■ Source records
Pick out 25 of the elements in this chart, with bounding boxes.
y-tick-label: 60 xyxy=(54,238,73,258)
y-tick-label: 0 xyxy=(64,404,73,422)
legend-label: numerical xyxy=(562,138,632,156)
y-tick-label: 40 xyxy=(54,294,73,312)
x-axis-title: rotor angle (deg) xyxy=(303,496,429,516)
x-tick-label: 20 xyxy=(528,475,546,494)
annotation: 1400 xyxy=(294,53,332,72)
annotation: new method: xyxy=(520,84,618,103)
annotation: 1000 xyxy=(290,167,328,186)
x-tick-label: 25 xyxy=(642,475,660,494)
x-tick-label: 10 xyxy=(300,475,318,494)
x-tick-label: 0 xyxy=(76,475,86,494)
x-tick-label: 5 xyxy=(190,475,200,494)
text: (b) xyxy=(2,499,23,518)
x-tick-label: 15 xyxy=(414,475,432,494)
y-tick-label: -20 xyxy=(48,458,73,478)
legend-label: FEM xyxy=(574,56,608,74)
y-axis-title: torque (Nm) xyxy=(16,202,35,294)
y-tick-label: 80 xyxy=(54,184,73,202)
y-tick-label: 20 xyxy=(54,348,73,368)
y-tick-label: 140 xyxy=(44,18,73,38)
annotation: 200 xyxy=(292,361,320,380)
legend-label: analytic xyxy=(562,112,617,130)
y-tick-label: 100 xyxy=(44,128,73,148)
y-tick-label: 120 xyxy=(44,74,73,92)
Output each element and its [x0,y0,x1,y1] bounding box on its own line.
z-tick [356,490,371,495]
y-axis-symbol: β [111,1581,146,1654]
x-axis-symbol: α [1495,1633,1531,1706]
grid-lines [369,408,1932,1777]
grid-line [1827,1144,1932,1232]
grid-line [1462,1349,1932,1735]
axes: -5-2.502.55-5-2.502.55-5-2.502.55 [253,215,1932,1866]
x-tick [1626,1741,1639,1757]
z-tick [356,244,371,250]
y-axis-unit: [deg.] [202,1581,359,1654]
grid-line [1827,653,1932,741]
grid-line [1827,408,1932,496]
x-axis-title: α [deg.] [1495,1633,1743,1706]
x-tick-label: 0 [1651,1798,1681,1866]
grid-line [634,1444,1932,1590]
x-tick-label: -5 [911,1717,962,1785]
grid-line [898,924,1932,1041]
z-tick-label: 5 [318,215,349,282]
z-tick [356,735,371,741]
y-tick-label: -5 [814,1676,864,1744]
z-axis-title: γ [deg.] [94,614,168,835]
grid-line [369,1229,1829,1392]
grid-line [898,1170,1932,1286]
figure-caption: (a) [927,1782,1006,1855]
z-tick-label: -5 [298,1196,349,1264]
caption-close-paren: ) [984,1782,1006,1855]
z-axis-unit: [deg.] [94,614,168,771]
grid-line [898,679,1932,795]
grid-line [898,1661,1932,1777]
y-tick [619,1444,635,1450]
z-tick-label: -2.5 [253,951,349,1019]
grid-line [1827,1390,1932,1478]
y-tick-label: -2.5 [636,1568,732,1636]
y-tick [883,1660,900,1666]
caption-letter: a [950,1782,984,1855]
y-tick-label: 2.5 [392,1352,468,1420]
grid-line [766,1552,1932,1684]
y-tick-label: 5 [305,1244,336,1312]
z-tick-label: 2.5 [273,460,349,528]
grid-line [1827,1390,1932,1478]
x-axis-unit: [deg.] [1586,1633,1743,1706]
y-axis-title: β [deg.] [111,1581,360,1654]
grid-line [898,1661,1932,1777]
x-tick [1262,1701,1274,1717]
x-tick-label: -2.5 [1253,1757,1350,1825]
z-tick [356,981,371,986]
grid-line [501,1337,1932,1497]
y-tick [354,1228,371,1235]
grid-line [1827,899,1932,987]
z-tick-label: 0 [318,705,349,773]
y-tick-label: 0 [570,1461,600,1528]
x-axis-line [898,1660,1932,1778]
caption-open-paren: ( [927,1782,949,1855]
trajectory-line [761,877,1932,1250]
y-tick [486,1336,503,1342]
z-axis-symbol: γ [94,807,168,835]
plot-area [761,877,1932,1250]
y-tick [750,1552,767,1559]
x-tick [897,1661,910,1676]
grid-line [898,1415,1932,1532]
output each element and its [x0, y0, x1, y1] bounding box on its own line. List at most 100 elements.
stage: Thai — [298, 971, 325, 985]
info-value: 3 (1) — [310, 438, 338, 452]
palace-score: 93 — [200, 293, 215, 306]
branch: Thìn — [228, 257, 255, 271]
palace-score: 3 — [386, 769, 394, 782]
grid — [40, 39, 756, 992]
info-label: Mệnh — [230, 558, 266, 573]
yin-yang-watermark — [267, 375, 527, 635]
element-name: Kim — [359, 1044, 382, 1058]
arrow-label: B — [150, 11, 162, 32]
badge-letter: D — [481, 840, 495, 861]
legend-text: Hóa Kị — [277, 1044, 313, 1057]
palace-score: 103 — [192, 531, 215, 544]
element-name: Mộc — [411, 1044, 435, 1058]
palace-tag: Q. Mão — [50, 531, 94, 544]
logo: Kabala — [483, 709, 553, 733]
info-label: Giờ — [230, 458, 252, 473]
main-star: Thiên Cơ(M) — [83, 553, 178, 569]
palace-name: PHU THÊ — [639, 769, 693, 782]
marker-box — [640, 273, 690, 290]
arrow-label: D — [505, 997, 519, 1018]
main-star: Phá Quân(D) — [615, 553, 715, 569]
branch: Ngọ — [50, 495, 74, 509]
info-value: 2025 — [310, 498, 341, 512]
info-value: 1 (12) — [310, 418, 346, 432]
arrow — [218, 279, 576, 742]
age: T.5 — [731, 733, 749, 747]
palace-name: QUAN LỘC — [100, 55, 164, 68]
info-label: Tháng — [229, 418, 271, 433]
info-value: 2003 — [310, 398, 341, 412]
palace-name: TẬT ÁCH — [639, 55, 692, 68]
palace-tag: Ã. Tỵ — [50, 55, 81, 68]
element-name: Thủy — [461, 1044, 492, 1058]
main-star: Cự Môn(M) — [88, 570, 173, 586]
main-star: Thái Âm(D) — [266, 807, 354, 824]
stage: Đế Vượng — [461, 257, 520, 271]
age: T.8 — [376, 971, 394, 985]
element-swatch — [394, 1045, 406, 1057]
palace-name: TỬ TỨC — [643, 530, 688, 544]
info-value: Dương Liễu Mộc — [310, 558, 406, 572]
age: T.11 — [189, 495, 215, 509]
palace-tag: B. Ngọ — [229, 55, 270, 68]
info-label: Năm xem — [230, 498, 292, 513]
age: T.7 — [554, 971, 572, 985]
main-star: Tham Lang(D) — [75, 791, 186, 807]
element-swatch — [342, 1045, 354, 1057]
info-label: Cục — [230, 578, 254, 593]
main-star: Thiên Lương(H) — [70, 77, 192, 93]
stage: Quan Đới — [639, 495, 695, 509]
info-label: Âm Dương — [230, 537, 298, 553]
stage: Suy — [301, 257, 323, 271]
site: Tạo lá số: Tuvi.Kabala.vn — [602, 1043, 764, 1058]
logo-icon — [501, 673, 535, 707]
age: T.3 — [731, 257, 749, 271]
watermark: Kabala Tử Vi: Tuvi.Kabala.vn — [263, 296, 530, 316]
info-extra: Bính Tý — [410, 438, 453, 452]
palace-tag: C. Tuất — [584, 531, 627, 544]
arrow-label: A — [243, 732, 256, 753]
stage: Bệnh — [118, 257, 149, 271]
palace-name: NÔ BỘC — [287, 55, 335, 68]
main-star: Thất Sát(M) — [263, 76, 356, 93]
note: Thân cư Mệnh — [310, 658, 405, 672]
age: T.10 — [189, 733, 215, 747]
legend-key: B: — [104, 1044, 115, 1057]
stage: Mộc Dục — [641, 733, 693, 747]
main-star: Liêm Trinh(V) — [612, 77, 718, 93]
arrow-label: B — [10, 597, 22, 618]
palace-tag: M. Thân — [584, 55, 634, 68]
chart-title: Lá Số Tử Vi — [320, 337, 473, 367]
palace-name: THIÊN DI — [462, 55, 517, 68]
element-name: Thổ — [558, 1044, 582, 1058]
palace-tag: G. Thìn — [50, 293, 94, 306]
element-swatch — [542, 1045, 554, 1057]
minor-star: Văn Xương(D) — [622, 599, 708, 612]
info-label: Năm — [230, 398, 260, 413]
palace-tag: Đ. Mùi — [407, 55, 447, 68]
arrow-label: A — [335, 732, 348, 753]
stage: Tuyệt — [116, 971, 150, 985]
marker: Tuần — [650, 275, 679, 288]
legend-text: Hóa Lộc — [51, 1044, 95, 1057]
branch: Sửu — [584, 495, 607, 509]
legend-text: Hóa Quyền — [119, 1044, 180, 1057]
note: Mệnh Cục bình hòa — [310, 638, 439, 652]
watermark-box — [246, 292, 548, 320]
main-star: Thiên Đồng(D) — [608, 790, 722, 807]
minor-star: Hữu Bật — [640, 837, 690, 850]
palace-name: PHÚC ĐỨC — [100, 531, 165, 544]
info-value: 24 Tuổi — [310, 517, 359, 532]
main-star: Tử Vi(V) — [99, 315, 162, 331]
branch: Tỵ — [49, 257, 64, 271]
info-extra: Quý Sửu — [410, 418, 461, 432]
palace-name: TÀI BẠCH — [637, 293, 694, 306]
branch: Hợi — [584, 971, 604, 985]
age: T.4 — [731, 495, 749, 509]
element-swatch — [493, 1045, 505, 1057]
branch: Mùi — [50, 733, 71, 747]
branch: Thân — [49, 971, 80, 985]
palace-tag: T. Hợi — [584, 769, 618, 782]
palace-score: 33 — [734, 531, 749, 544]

■ WHAT THE TASK REQUIRES
Please reproduce the listing from its first line up to and including the line with "x-tick-label: 20 xyxy=(528,475,546,494)".

■ ANSWER BELOW
Pick out 25 of the elements in this chart, with bounding boxes.
y-tick-label: 60 xyxy=(54,238,73,258)
y-tick-label: 0 xyxy=(64,404,73,422)
legend-label: numerical xyxy=(562,138,632,156)
y-tick-label: 40 xyxy=(54,294,73,312)
x-axis-title: rotor angle (deg) xyxy=(303,496,429,516)
x-tick-label: 20 xyxy=(528,475,546,494)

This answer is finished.